* [Problem requirements]:
Repeat every entry in the listing below, exactly.
# Start of Records for this task
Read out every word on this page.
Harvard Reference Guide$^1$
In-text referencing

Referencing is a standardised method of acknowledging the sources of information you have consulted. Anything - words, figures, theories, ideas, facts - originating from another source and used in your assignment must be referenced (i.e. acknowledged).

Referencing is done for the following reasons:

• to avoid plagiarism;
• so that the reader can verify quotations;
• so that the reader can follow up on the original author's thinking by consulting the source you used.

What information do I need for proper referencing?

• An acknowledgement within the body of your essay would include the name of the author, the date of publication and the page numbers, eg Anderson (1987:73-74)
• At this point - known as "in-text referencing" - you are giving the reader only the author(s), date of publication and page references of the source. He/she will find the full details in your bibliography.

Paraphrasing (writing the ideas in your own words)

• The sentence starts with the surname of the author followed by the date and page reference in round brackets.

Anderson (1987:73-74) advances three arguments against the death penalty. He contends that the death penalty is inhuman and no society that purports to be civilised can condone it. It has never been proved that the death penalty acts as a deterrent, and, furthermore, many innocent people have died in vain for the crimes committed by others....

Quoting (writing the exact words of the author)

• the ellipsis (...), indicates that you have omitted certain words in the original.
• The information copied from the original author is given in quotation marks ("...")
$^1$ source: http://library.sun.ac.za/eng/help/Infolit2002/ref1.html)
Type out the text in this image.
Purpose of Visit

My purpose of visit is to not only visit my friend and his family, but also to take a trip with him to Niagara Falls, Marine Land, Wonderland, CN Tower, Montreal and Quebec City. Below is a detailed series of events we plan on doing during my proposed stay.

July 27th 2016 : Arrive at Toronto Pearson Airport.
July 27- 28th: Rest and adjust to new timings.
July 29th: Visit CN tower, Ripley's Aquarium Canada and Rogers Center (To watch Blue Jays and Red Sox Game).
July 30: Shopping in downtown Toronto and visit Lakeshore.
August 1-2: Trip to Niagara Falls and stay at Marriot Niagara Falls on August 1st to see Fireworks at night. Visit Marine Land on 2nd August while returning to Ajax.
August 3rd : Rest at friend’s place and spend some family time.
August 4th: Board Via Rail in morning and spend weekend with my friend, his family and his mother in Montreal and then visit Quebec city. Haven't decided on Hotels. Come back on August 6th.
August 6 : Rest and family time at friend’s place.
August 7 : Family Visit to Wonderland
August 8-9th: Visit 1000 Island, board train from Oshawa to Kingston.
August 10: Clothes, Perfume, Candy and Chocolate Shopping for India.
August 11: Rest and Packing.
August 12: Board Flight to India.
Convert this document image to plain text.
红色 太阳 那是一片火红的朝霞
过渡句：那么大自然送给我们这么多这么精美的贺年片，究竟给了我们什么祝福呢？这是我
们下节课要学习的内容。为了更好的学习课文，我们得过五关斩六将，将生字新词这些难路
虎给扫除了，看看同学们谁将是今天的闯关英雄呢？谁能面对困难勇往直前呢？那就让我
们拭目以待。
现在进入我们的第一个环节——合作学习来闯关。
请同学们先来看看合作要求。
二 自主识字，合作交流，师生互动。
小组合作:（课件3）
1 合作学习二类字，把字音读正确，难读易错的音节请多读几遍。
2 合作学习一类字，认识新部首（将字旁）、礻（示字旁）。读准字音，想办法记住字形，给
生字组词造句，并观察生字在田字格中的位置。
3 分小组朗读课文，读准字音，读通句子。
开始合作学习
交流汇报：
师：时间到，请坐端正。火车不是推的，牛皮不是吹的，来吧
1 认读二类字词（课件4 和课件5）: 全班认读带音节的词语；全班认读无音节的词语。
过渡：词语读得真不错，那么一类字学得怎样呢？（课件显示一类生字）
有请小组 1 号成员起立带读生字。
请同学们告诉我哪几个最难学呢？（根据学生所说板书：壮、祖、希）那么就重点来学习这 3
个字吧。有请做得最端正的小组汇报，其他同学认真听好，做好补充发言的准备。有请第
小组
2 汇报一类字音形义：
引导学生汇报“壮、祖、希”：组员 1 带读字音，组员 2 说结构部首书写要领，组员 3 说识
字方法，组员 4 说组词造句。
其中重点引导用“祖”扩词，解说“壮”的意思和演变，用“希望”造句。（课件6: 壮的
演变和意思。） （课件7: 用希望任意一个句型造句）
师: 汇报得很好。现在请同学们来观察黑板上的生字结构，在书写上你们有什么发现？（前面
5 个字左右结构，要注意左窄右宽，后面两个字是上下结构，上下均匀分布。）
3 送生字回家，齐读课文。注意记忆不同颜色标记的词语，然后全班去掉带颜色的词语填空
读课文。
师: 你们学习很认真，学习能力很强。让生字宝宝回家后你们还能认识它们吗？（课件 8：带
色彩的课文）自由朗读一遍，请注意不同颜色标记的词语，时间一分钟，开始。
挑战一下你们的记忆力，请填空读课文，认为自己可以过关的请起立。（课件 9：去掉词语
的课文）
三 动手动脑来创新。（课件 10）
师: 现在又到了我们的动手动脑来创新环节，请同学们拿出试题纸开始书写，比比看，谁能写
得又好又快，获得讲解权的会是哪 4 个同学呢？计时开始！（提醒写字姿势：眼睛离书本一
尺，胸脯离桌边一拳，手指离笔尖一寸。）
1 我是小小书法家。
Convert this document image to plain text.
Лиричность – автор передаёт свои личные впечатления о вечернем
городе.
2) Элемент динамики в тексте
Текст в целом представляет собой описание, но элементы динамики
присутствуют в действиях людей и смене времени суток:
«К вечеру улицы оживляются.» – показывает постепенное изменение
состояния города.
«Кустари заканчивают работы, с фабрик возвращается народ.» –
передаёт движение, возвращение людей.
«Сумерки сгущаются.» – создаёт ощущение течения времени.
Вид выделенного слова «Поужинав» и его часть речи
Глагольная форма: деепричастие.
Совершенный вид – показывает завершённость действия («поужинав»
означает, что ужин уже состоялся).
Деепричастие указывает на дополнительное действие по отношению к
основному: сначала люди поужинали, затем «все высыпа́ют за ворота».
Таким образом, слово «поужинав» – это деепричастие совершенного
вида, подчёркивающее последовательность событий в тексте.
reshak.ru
# End of Records for this task
* [Finished task]:
Read out every word on this page.
Harvard Reference Guide$^1$
In-text referencing

Referencing is a standardised method of acknowledging the sources of information you have consulted. Anything - words, figures, theories, ideas, facts - originating from another source and used in your assignment must be referenced (i.e. acknowledged).

Referencing is done for the following reasons:

• to avoid plagiarism;
• so that the reader can verify quotations;
• so that the reader can follow up on the original author's thinking by consulting the source you used.

What information do I need for proper referencing?

• An acknowledgement within the body of your essay would include the name of the author, the date of publication and the page numbers, eg Anderson (1987:73-74)
• At this point - known as "in-text referencing" - you are giving the reader only the author(s), date of publication and page references of the source. He/she will find the full details in your bibliography.

Paraphrasing (writing the ideas in your own words)

• The sentence starts with the surname of the author followed by the date and page reference in round brackets.

Anderson (1987:73-74) advances three arguments against the death penalty. He contends that the death penalty is inhuman and no society that purports to be civilised can condone it. It has never been proved that the death penalty acts as a deterrent, and, furthermore, many innocent people have died in vain for the crimes committed by others....

Quoting (writing the exact words of the author)

• the ellipsis (...), indicates that you have omitted certain words in the original.
• The information copied from the original author is given in quotation marks ("...")
$^1$ source: http://library.sun.ac.za/eng/help/Infolit2002/ref1.html)
Type out the text in this image.
Purpose of Visit

My purpose of visit is to not only visit my friend and his family, but also to take a trip with him to Niagara Falls, Marine Land, Wonderland, CN Tower, Montreal and Quebec City. Below is a detailed series of events we plan on doing during my proposed stay.

July 27th 2016 : Arrive at Toronto Pearson Airport.
July 27- 28th: Rest and adjust to new timings.
July 29th: Visit CN tower, Ripley's Aquarium Canada and Rogers Center (To watch Blue Jays and Red Sox Game).
July 30: Shopping in downtown Toronto and visit Lakeshore.
August 1-2: Trip to Niagara Falls and stay at Marriot Niagara Falls on August 1st to see Fireworks at night. Visit Marine Land on 2nd August while returning to Ajax.
August 3rd : Rest at friend’s place and spend some family time.
August 4th: Board Via Rail in morning and spend weekend with my friend, his family and his mother in Montreal and then visit Quebec city. Haven't decided on Hotels. Come back on August 6th.
August 6 : Rest and family time at friend’s place.
August 7 : Family Visit to Wonderland
August 8-9th: Visit 1000 Island, board train from Oshawa to Kingston.
August 10: Clothes, Perfume, Candy and Chocolate Shopping for India.
August 11: Rest and Packing.
August 12: Board Flight to India.
Convert this document image to plain text.
红色 太阳 那是一片火红的朝霞
过渡句：那么大自然送给我们这么多这么精美的贺年片，究竟给了我们什么祝福呢？这是我
们下节课要学习的内容。为了更好的学习课文，我们得过五关斩六将，将生字新词这些难路
虎给扫除了，看看同学们谁将是今天的闯关英雄呢？谁能面对困难勇往直前呢？那就让我
们拭目以待。
现在进入我们的第一个环节——合作学习来闯关。
请同学们先来看看合作要求。
二 自主识字，合作交流，师生互动。
小组合作:（课件3）
1 合作学习二类字，把字音读正确，难读易错的音节请多读几遍。
2 合作学习一类字，认识新部首（将字旁）、礻（示字旁）。读准字音，想办法记住字形，给
生字组词造句，并观察生字在田字格中的位置。
3 分小组朗读课文，读准字音，读通句子。
开始合作学习
交流汇报：
师：时间到，请坐端正。火车不是推的，牛皮不是吹的，来吧
1 认读二类字词（课件4 和课件5）: 全班认读带音节的词语；全班认读无音节的词语。
过渡：词语读得真不错，那么一类字学得怎样呢？（课件显示一类生字）
有请小组 1 号成员起立带读生字。
请同学们告诉我哪几个最难学呢？（根据学生所说板书：壮、祖、希）那么就重点来学习这 3
个字吧。有请做得最端正的小组汇报，其他同学认真听好，做好补充发言的准备。有请第
小组
2 汇报一类字音形义：
引导学生汇报“壮、祖、希”：组员 1 带读字音，组员 2 说结构部首书写要领，组员 3 说识
字方法，组员 4 说组词造句。
其中重点引导用“祖”扩词，解说“壮”的意思和演变，用“希望”造句。（课件6: 壮的
演变和意思。） （课件7: 用希望任意一个句型造句）
师: 汇报得很好。现在请同学们来观察黑板上的生字结构，在书写上你们有什么发现？（前面
5 个字左右结构，要注意左窄右宽，后面两个字是上下结构，上下均匀分布。）
3 送生字回家，齐读课文。注意记忆不同颜色标记的词语，然后全班去掉带颜色的词语填空
读课文。
师: 你们学习很认真，学习能力很强。让生字宝宝回家后你们还能认识它们吗？（课件 8：带
色彩的课文）自由朗读一遍，请注意不同颜色标记的词语，时间一分钟，开始。
挑战一下你们的记忆力，请填空读课文，认为自己可以过关的请起立。（课件 9：去掉词语
的课文）
三 动手动脑来创新。（课件 10）
师: 现在又到了我们的动手动脑来创新环节，请同学们拿出试题纸开始书写，比比看，谁能写
得又好又快，获得讲解权的会是哪 4 个同学呢？计时开始！（提醒写字姿势：眼睛离书本一
尺，胸脯离桌边一拳，手指离笔尖一寸。）
1 我是小小书法家。
Convert this document image to plain text.
Лиричность – автор передаёт свои личные впечатления о вечернем
городе.
2) Элемент динамики в тексте
Текст в целом представляет собой описание, но элементы динамики
присутствуют в действиях людей и смене времени суток:
«К вечеру улицы оживляются.» – показывает постепенное изменение
состояния города.
«Кустари заканчивают работы, с фабрик возвращается народ.» –
передаёт движение, возвращение людей.
«Сумерки сгущаются.» – создаёт ощущение течения времени.
Вид выделенного слова «Поужинав» и его часть речи
Глагольная форма: деепричастие.
Совершенный вид – показывает завершённость действия («поужинав»
означает, что ужин уже состоялся).
Деепричастие указывает на дополнительное действие по отношению к
основному: сначала люди поужинали, затем «все высыпа́ют за ворота».
Таким образом, слово «поужинав» – это деепричастие совершенного
вида, подчёркивающее последовательность событий в тексте.
reshak.ru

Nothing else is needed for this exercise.